[Records]

..........

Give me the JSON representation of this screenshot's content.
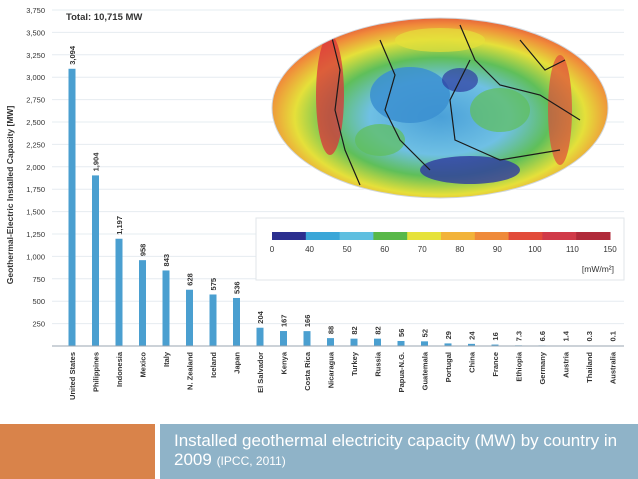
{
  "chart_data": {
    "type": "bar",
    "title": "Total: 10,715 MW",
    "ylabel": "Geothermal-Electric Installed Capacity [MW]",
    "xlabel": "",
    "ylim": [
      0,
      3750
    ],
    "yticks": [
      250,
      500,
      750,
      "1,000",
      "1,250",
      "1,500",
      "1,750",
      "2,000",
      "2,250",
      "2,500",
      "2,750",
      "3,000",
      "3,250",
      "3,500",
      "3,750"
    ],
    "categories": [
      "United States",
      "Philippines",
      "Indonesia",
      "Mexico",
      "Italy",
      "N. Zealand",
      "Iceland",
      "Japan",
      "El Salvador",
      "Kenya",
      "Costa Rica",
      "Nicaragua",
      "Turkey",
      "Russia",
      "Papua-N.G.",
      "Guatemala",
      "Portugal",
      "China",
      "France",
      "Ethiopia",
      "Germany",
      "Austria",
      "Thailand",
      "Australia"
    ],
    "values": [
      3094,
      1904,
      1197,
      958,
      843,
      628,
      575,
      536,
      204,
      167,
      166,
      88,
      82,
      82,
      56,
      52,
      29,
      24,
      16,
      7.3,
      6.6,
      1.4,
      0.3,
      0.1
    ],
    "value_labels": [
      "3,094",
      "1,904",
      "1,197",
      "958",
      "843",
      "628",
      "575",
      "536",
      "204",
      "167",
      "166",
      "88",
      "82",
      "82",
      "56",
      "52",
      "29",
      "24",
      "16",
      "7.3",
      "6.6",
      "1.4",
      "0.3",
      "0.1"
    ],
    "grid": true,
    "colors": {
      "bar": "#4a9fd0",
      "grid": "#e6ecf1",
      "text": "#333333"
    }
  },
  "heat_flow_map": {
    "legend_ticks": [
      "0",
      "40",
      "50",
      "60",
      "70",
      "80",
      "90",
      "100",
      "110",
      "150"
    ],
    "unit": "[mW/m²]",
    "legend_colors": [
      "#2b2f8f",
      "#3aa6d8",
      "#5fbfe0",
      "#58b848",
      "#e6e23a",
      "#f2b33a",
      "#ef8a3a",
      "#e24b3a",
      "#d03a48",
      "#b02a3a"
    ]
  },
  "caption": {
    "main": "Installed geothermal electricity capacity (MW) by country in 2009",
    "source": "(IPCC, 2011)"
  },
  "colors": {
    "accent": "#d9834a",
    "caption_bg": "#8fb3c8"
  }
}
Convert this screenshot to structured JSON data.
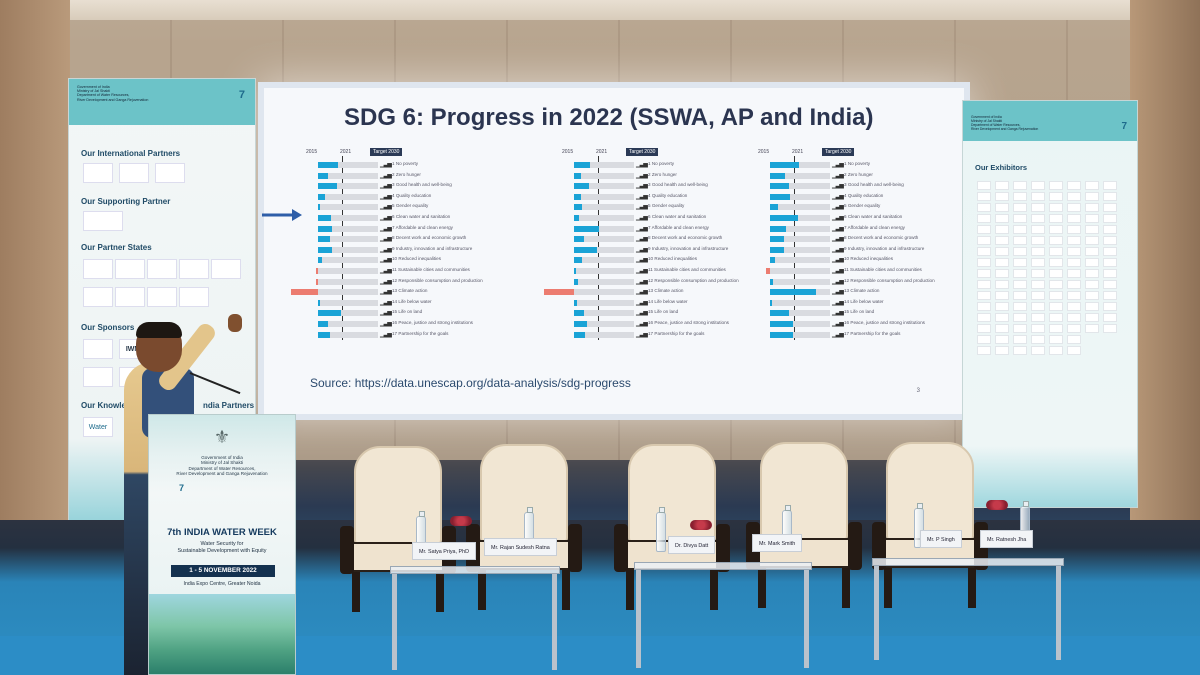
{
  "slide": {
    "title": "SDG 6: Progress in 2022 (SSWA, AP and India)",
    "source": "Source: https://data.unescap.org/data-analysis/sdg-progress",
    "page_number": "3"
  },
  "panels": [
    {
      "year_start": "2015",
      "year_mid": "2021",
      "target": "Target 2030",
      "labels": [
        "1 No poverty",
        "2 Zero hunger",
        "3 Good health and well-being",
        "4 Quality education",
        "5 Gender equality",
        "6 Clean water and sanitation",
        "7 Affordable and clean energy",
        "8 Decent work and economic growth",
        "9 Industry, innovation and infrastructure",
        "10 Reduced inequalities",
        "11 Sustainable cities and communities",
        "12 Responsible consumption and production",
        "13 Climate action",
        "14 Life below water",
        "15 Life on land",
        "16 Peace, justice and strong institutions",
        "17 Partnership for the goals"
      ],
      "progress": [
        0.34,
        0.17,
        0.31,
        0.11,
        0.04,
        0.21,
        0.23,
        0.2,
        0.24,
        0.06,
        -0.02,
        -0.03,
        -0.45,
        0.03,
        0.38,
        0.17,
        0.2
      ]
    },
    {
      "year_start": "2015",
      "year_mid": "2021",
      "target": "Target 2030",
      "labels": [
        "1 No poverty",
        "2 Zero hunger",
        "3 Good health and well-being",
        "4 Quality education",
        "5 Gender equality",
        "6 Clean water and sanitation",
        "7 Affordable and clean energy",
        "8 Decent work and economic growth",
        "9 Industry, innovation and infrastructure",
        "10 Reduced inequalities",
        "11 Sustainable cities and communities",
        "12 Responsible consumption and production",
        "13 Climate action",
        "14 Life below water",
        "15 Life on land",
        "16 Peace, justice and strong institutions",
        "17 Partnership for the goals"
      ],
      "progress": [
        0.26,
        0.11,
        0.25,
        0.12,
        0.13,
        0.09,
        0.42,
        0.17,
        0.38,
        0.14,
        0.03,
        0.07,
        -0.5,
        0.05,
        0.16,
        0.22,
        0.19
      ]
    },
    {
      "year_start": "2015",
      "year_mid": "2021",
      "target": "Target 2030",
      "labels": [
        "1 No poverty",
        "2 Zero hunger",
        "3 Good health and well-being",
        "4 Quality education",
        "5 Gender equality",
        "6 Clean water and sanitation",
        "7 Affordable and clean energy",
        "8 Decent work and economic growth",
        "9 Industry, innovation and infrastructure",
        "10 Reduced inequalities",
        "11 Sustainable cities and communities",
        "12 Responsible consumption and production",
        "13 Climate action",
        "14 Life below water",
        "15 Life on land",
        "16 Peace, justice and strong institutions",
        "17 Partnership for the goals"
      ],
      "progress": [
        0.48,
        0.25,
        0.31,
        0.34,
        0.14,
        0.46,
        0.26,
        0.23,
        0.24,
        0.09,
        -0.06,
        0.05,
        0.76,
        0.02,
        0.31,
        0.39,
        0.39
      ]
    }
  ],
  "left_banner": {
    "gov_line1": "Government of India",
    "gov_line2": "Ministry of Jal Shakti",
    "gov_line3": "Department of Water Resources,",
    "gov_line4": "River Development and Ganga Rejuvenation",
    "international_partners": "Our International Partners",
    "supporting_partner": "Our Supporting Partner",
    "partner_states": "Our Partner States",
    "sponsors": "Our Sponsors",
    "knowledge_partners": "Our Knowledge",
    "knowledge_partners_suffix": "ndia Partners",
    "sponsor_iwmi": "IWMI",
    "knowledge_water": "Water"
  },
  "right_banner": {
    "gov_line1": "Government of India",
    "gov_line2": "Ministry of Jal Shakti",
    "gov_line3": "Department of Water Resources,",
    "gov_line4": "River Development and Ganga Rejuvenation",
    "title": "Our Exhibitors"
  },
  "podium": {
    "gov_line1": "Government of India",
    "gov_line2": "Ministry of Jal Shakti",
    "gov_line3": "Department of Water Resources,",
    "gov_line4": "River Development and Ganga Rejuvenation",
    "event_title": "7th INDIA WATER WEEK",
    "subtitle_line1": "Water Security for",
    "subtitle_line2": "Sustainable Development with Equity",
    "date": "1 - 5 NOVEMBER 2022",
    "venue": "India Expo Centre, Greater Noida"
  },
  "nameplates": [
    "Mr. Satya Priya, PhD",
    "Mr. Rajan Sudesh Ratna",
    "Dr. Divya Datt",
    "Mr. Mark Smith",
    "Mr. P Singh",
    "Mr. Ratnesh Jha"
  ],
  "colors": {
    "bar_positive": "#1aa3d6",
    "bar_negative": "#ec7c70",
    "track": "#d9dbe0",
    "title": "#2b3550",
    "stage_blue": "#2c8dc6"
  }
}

..........

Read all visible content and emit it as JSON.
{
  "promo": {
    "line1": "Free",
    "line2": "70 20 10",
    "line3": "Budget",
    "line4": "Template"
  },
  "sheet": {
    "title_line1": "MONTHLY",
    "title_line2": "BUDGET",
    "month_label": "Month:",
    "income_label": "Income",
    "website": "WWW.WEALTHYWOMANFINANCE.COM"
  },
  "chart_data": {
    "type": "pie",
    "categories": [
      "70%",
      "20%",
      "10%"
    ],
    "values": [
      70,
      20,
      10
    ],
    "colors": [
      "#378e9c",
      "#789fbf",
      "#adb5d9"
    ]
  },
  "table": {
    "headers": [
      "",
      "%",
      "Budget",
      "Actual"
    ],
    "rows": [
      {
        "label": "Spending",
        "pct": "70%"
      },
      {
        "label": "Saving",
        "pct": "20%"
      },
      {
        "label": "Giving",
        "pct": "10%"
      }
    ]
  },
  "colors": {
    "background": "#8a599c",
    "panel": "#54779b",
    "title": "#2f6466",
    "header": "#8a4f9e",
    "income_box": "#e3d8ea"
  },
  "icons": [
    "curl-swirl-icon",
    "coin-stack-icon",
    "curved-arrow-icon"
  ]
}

..........

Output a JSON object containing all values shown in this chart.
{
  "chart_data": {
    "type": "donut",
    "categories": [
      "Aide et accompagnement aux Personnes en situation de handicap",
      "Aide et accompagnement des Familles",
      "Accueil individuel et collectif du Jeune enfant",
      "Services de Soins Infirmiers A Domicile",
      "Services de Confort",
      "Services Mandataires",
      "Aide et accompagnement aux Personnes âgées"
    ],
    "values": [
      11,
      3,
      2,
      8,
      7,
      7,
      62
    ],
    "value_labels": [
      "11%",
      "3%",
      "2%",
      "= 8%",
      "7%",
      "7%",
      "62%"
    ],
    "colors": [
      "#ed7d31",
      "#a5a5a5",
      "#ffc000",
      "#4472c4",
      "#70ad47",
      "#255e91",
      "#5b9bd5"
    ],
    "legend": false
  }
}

..........

[EXERCISE BRIEF]
Report how many lines above hold the string "Personnes", giving nothing but the number.

[FINISHED TASK]
2